## BEGIN Extracted data

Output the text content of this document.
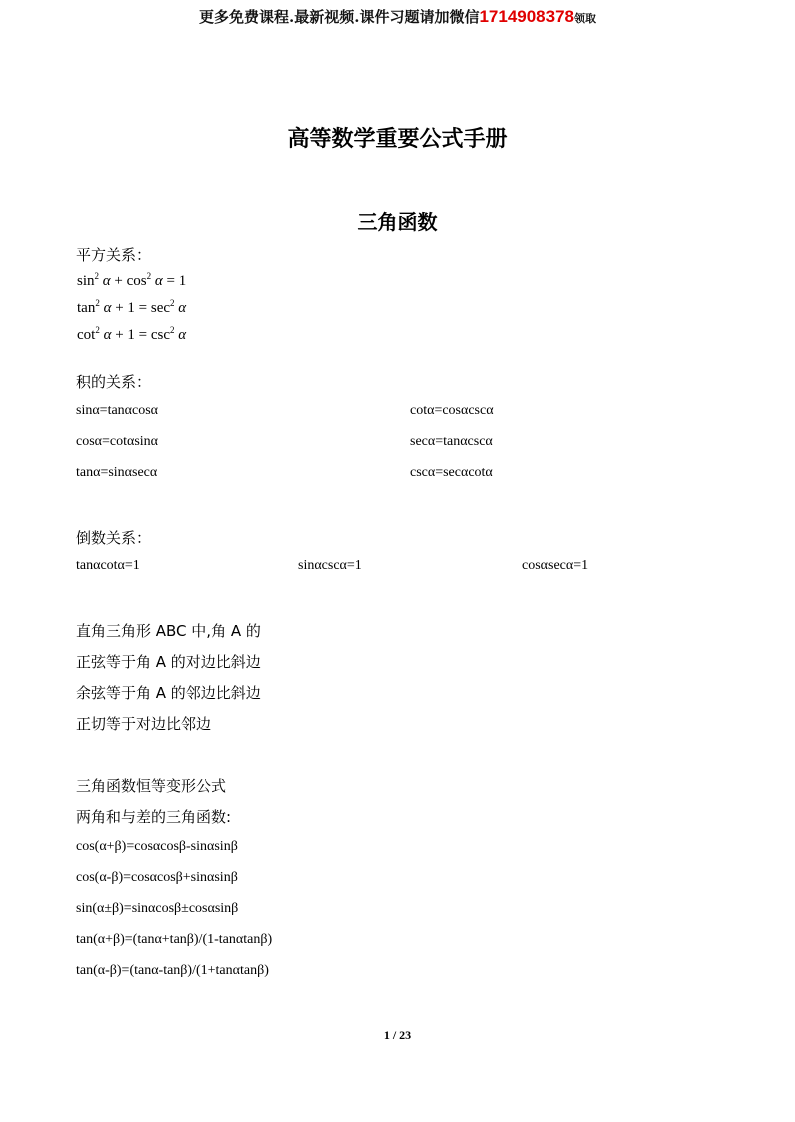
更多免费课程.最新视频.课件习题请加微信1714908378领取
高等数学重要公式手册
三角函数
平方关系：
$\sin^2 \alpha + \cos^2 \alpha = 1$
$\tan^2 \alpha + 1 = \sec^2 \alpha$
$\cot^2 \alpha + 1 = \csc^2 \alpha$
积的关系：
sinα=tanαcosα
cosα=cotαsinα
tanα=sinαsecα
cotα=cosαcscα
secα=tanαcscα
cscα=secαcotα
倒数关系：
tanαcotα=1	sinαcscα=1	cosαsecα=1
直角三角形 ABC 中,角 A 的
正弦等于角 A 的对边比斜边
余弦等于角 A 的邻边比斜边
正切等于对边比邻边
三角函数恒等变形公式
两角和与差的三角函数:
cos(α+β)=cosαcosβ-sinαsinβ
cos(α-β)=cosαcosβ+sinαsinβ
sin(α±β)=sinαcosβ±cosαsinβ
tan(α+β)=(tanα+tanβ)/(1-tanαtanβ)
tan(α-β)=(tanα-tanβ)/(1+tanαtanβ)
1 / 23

## END Extracted data
## BEGIN Extracted data

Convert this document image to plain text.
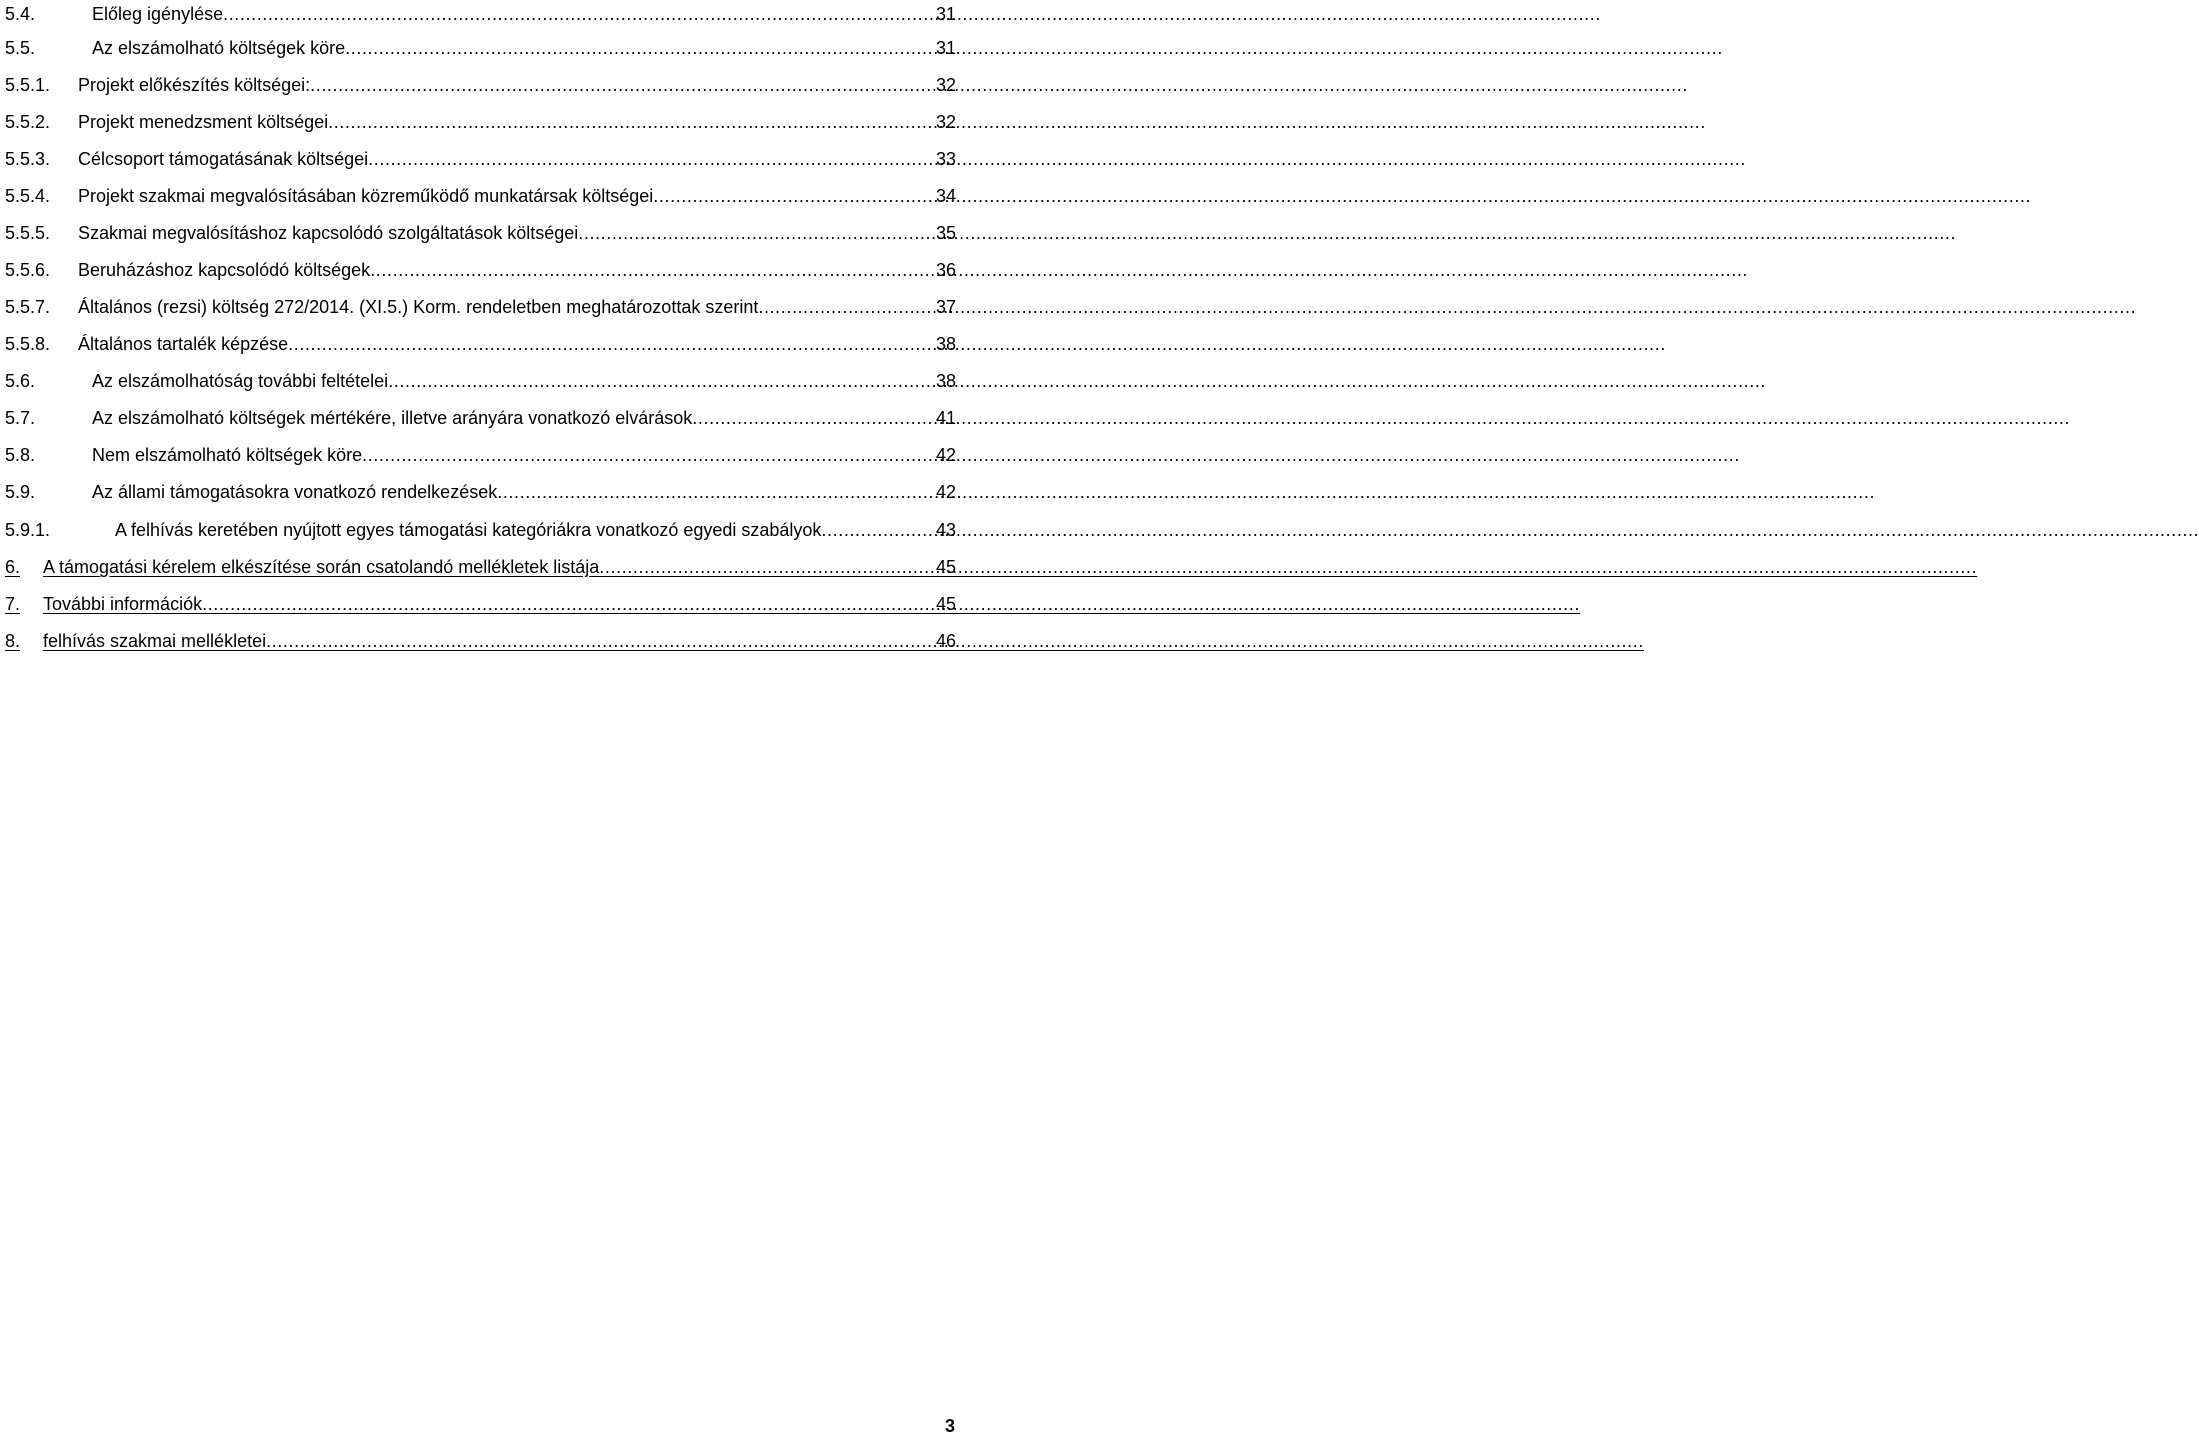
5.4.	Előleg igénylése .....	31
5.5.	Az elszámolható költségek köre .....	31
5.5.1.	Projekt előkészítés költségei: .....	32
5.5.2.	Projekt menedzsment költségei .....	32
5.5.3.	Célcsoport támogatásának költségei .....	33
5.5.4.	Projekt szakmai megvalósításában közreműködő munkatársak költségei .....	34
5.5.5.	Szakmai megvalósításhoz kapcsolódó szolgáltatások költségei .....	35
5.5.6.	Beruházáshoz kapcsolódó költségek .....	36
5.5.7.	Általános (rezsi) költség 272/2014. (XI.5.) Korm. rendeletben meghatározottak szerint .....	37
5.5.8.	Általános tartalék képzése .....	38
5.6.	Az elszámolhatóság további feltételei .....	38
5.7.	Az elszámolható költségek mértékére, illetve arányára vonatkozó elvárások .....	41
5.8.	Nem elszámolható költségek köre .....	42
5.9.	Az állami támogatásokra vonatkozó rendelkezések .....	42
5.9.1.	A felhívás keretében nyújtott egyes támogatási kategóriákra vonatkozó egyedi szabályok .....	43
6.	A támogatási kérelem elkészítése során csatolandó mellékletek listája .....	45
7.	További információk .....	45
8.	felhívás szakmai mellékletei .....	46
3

## END Extracted data

What the exercise asks: Count the lines in the records above that contain the word "text", and give only that number.

Reply: 2